--- Begin MATERIAL FOR THIS EXERCISE ---

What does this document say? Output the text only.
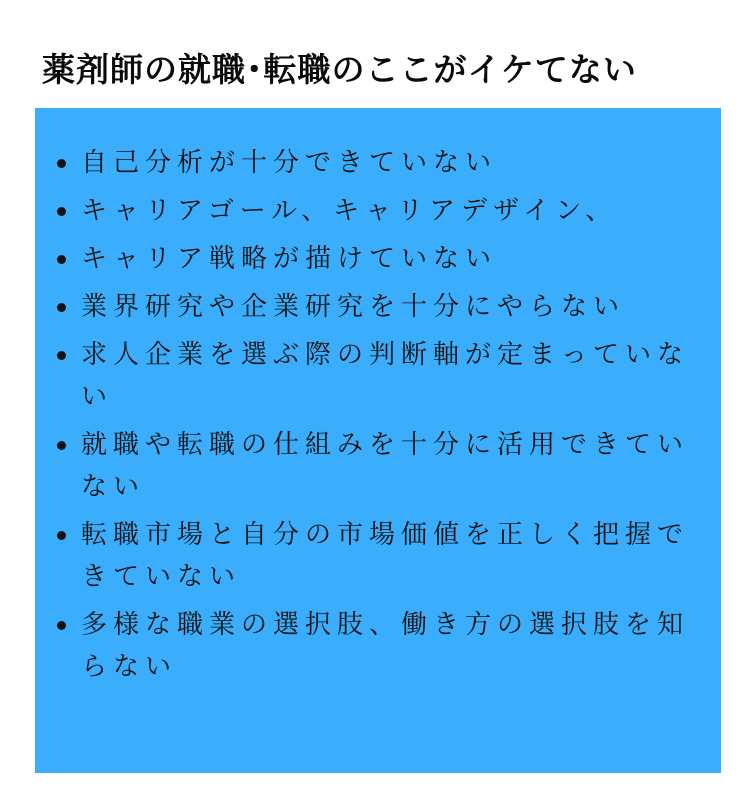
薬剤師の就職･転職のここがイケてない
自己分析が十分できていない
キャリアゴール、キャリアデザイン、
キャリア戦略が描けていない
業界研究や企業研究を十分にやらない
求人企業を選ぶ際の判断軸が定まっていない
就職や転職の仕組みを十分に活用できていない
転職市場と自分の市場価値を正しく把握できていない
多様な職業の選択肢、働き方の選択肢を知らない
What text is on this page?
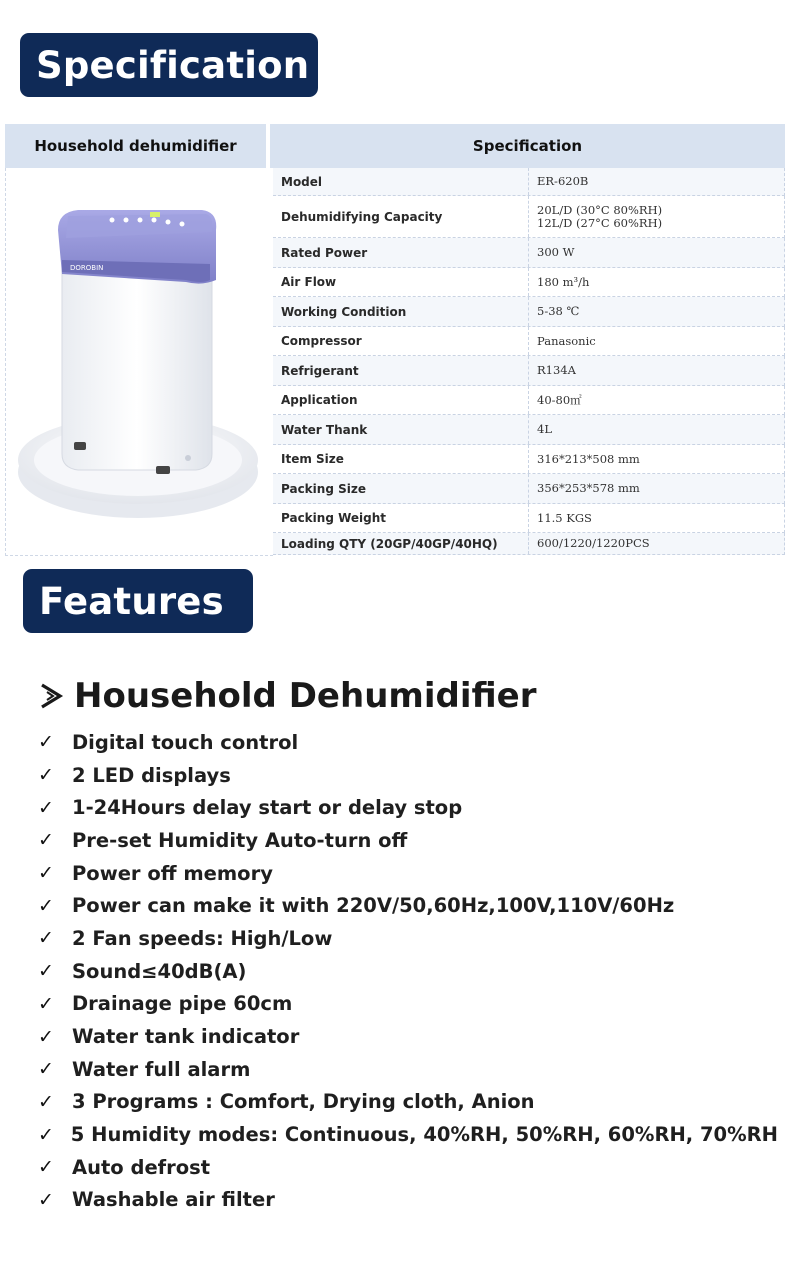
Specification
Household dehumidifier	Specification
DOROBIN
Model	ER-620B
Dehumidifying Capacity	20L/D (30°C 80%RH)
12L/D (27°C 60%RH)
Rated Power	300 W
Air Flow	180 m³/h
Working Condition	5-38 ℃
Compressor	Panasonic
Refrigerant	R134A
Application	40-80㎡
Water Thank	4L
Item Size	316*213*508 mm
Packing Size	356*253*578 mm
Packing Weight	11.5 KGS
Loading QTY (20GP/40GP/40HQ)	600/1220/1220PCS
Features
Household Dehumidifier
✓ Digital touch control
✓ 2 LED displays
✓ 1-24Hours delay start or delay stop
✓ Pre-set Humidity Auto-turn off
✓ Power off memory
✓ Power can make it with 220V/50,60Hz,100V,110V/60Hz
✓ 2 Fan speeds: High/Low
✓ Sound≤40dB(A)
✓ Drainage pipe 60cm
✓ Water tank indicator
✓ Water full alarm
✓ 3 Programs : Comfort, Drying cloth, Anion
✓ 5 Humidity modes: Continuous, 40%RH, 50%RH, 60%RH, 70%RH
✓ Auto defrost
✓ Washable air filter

--- End MATERIAL FOR THIS EXERCISE ---
--- Begin MATERIAL FOR THIS EXERCISE ---

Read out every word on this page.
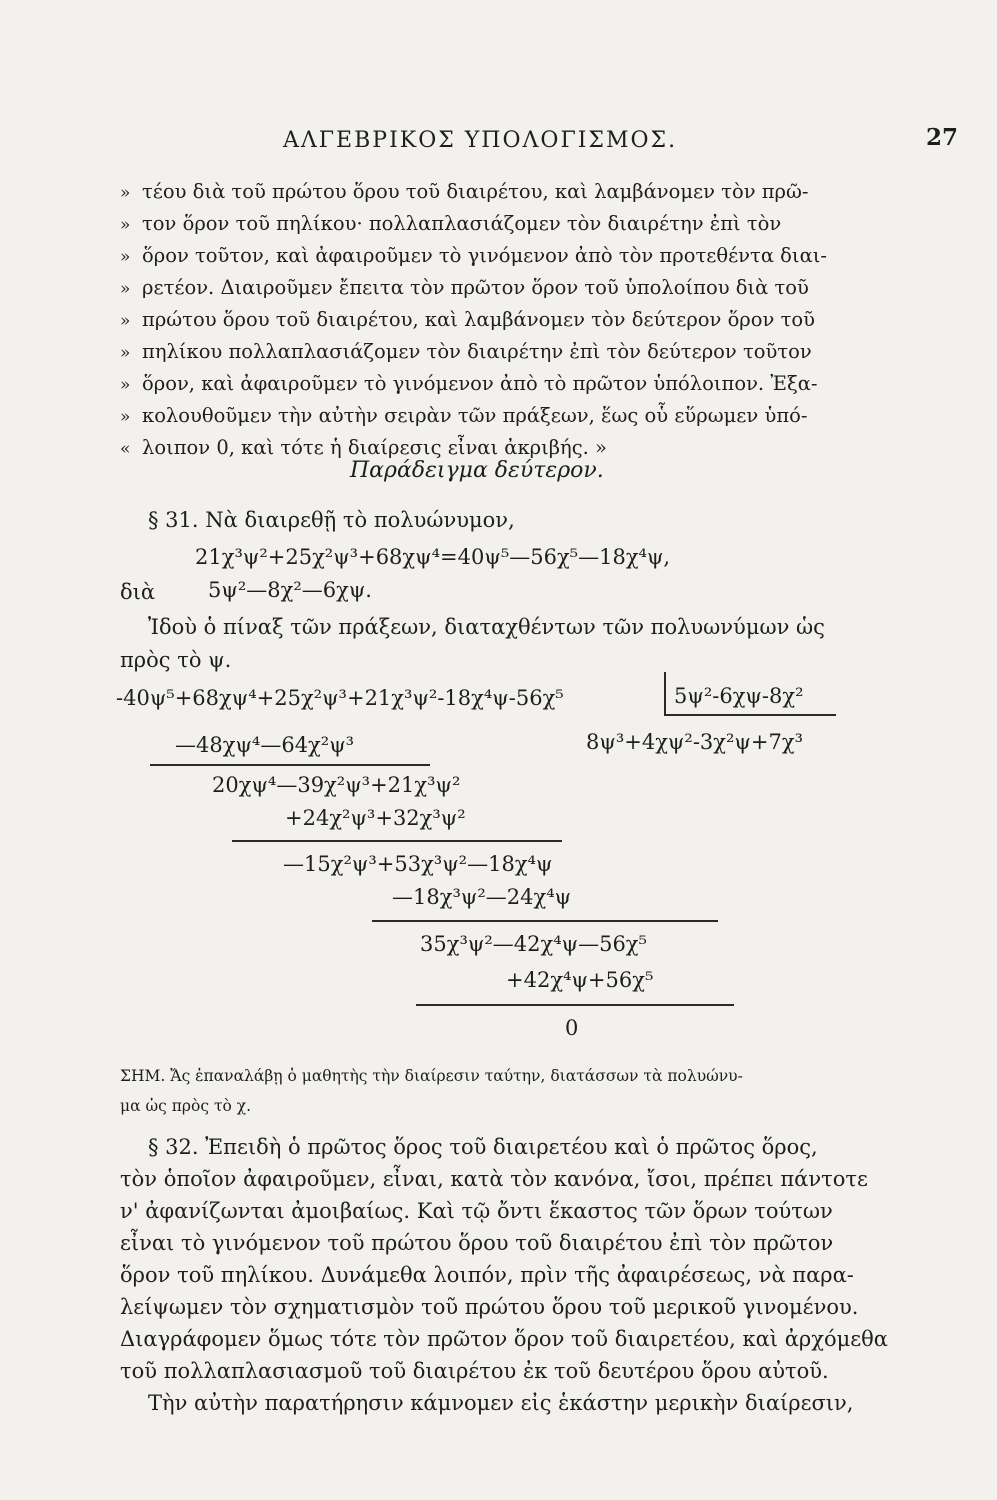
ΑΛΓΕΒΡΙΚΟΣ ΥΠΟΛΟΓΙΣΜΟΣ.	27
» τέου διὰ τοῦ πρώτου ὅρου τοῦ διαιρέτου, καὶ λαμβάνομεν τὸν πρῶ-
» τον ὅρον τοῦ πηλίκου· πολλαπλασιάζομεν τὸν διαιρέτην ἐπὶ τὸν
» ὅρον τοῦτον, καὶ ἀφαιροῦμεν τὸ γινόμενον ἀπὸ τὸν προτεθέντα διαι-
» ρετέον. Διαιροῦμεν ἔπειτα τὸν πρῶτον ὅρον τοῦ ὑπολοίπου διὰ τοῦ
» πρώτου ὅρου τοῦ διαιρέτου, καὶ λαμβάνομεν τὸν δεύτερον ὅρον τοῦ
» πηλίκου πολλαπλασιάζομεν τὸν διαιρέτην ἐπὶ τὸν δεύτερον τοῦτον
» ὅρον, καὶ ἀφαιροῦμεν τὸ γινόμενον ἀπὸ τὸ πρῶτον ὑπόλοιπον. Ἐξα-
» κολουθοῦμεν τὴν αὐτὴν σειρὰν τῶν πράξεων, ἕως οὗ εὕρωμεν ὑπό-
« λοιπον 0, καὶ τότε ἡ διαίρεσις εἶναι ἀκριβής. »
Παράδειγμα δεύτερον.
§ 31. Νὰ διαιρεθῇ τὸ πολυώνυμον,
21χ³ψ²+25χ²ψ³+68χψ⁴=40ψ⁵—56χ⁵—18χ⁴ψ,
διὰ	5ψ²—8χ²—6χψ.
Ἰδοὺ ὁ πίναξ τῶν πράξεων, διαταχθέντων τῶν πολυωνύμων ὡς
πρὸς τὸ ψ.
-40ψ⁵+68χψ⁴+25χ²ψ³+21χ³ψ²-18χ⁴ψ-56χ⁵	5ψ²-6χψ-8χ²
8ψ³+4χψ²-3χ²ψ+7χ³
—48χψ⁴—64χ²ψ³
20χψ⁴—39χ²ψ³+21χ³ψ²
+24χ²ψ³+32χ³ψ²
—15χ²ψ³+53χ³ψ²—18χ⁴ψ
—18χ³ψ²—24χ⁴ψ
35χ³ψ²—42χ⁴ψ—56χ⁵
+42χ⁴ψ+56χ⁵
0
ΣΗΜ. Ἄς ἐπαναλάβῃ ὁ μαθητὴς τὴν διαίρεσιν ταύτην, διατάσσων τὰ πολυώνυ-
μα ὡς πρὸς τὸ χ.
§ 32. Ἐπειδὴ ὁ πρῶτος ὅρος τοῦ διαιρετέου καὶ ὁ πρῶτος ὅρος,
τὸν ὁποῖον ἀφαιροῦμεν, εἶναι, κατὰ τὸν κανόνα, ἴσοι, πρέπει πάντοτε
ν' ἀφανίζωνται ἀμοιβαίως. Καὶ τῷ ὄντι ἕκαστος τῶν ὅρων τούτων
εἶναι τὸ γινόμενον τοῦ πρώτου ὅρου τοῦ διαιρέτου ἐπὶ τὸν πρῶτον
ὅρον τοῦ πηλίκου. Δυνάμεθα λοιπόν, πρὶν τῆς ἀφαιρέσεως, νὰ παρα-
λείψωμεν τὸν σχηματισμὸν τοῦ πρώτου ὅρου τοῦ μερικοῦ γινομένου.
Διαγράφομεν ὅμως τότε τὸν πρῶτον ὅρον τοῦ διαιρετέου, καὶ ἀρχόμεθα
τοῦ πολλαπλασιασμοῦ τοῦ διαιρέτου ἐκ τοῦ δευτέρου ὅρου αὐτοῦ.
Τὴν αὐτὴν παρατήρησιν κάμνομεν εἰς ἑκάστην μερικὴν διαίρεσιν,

--- End MATERIAL FOR THIS EXERCISE ---

→ PROBLEM STATEMENT:
Copy in full each line that holds the word "δεύτερον".

→ IN RESPONSE:
» πρώτου ὅρου τοῦ διαιρέτου, καὶ λαμβάνομεν τὸν δεύτερον ὅρον τοῦ
» πηλίκου πολλαπλασιάζομεν τὸν διαιρέτην ἐπὶ τὸν δεύτερον τοῦτον
Παράδειγμα δεύτερον.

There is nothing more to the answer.